Short exercise> All entries are to be quoted exactly; the images stay out of the copy.

Exercise data>
══════

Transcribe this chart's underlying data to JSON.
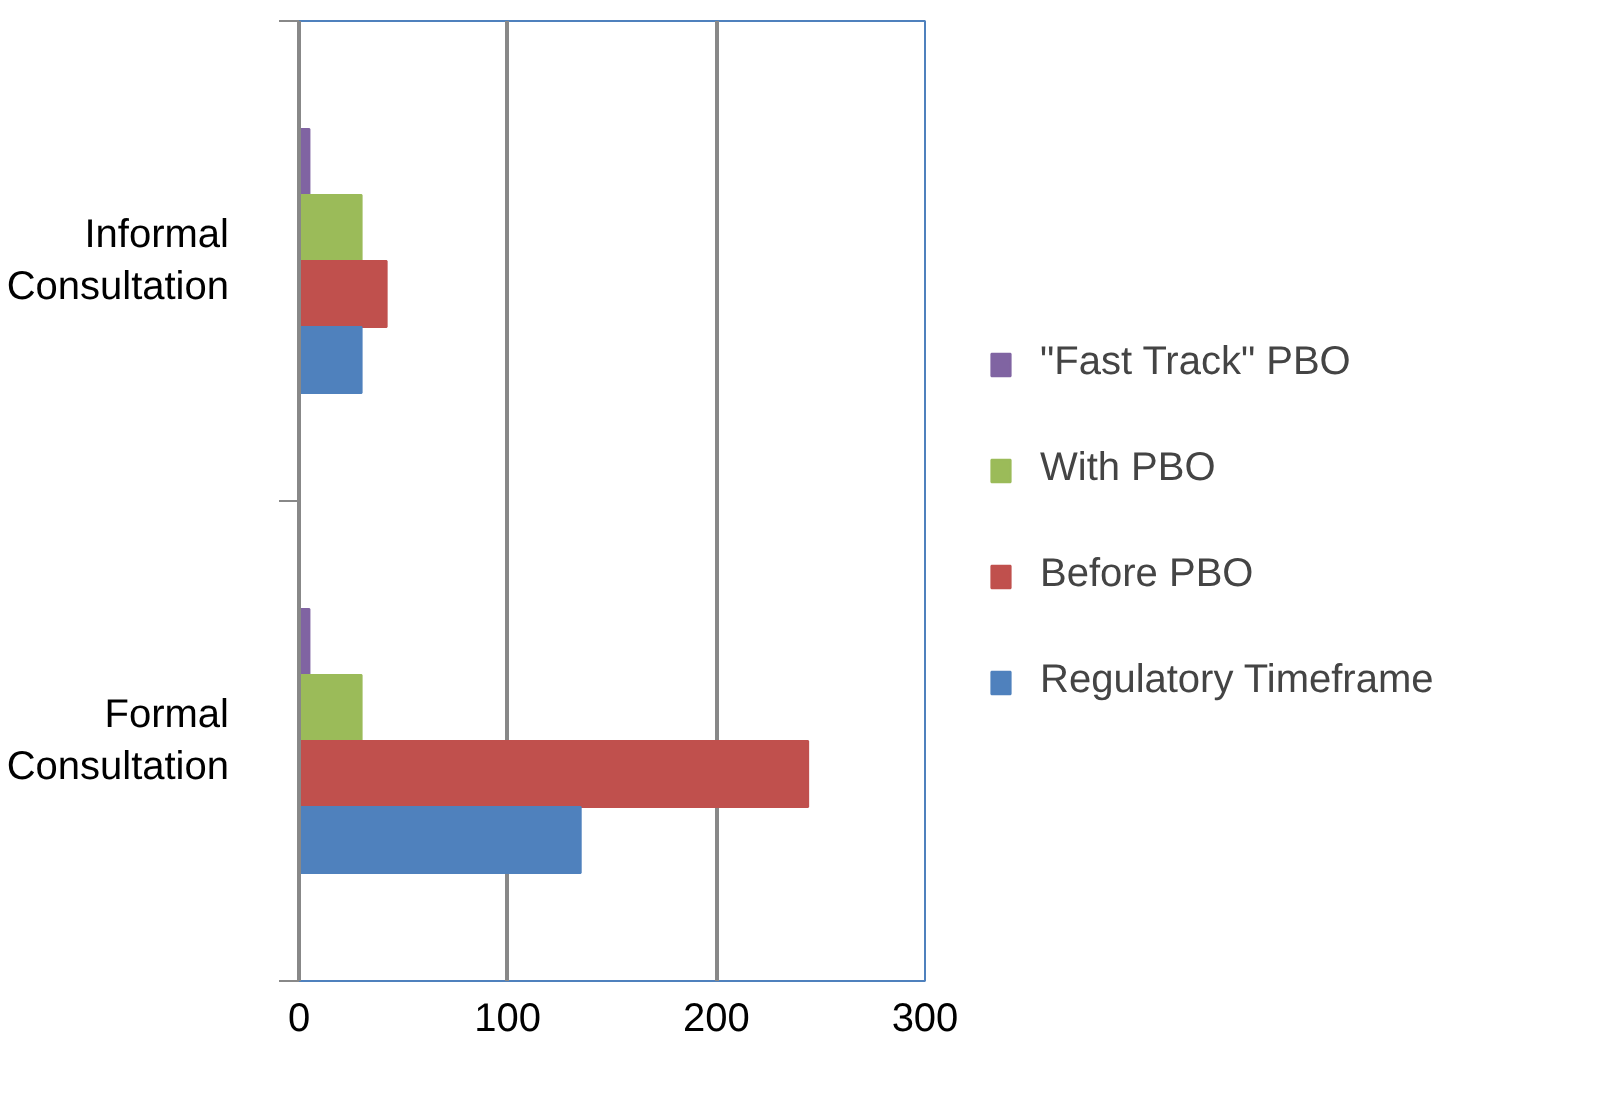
{
  "chart_data": {
    "type": "bar",
    "orientation": "horizontal",
    "categories": [
      "Informal Consultation",
      "Formal Consultation"
    ],
    "series": [
      {
        "name": "\"Fast Track\" PBO",
        "color": "#8064a2",
        "values": [
          5,
          5
        ]
      },
      {
        "name": "With PBO",
        "color": "#9bbb59",
        "values": [
          30,
          30
        ]
      },
      {
        "name": "Before PBO",
        "color": "#c0504d",
        "values": [
          42,
          244
        ]
      },
      {
        "name": "Regulatory Timeframe",
        "color": "#4f81bd",
        "values": [
          30,
          135
        ]
      }
    ],
    "xlim": [
      0,
      300
    ],
    "xticks": [
      0,
      100,
      200,
      300
    ],
    "grid": "x",
    "legend": "right"
  }
}
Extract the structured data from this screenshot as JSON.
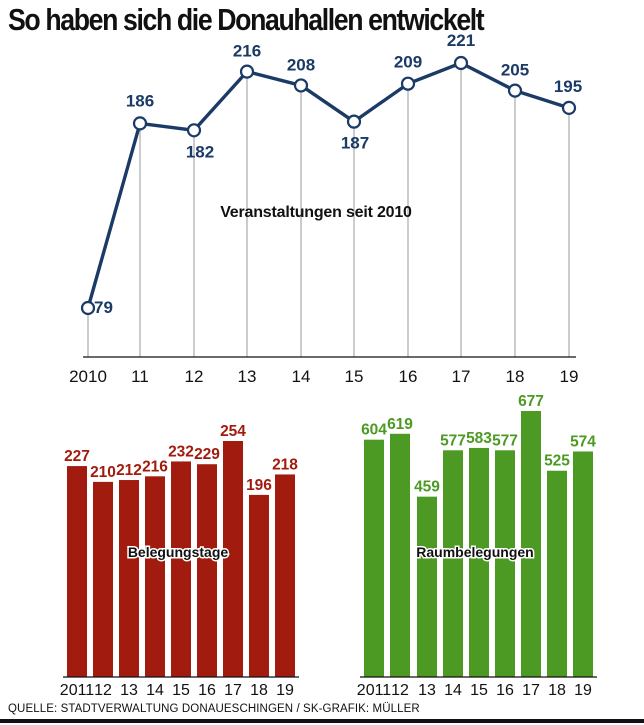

══════

Exercise result>
Transcribe this chart's underlying data to JSON.
{
  "chart_data": {
    "type": "bar",
    "orientation": "horizontal",
    "categories": [
      "Informal Consultation",
      "Formal Consultation"
    ],
    "series": [
      {
        "name": "\"Fast Track\" PBO",
        "color": "#8064a2",
        "values": [
          5,
          5
        ]
      },
      {
        "name": "With PBO",
        "color": "#9bbb59",
        "values": [
          30,
          30
        ]
      },
      {
        "name": "Before PBO",
        "color": "#c0504d",
        "values": [
          42,
          244
        ]
      },
      {
        "name": "Regulatory Timeframe",
        "color": "#4f81bd",
        "values": [
          30,
          135
        ]
      }
    ],
    "xlim": [
      0,
      300
    ],
    "xticks": [
      0,
      100,
      200,
      300
    ],
    "grid": "x",
    "legend": "right"
  }
}
Extract the structured data from this screenshot as JSON.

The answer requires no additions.